Given problem — Reproduce the data that follows in its entirety, character for character.

Material for this exercise —
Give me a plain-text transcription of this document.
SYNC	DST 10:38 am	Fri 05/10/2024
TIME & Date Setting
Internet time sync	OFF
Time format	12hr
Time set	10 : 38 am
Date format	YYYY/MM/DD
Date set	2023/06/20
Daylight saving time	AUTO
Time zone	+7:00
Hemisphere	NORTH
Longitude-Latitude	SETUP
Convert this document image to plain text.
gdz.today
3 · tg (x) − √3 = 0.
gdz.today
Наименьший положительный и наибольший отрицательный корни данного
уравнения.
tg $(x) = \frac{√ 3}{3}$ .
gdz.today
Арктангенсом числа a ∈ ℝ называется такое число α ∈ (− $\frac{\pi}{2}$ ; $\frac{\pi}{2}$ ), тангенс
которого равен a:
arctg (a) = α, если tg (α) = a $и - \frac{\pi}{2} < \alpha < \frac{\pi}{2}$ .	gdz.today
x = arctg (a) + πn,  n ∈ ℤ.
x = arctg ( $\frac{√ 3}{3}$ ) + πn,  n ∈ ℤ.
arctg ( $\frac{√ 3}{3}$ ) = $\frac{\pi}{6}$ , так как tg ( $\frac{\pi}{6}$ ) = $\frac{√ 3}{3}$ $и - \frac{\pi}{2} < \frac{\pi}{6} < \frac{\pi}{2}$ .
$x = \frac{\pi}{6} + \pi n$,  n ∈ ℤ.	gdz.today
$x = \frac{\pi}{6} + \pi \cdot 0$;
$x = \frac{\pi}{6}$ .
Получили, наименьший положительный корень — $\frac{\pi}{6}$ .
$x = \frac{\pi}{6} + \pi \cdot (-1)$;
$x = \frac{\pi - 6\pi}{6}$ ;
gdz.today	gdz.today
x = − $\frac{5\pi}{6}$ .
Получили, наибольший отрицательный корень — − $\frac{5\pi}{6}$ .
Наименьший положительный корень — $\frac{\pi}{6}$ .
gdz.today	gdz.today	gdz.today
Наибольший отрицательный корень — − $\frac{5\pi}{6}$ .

Exercise response —
Give me a plain-text transcription of this document.
SYNC	DST 10:38 am	Fri 05/10/2024
TIME & Date Setting
Internet time sync	OFF
Time format	12hr
Time set	10 : 38 am
Date format	YYYY/MM/DD
Date set	2023/06/20
Daylight saving time	AUTO
Time zone	+7:00
Hemisphere	NORTH
Longitude-Latitude	SETUP
Convert this document image to plain text.
gdz.today
3 · tg (x) − √3 = 0.
gdz.today
Наименьший положительный и наибольший отрицательный корни данного
уравнения.
tg $(x) = \frac{√ 3}{3}$ .
gdz.today
Арктангенсом числа a ∈ ℝ называется такое число α ∈ (− $\frac{\pi}{2}$ ; $\frac{\pi}{2}$ ), тангенс
которого равен a:
arctg (a) = α, если tg (α) = a $и - \frac{\pi}{2} < \alpha < \frac{\pi}{2}$ .	gdz.today
x = arctg (a) + πn,  n ∈ ℤ.
x = arctg ( $\frac{√ 3}{3}$ ) + πn,  n ∈ ℤ.
arctg ( $\frac{√ 3}{3}$ ) = $\frac{\pi}{6}$ , так как tg ( $\frac{\pi}{6}$ ) = $\frac{√ 3}{3}$ $и - \frac{\pi}{2} < \frac{\pi}{6} < \frac{\pi}{2}$ .
$x = \frac{\pi}{6} + \pi n$,  n ∈ ℤ.	gdz.today
$x = \frac{\pi}{6} + \pi \cdot 0$;
$x = \frac{\pi}{6}$ .
Получили, наименьший положительный корень — $\frac{\pi}{6}$ .
$x = \frac{\pi}{6} + \pi \cdot (-1)$;
$x = \frac{\pi - 6\pi}{6}$ ;
gdz.today	gdz.today
x = − $\frac{5\pi}{6}$ .
Получили, наибольший отрицательный корень — − $\frac{5\pi}{6}$ .
Наименьший положительный корень — $\frac{\pi}{6}$ .
gdz.today	gdz.today	gdz.today
Наибольший отрицательный корень — − $\frac{5\pi}{6}$ .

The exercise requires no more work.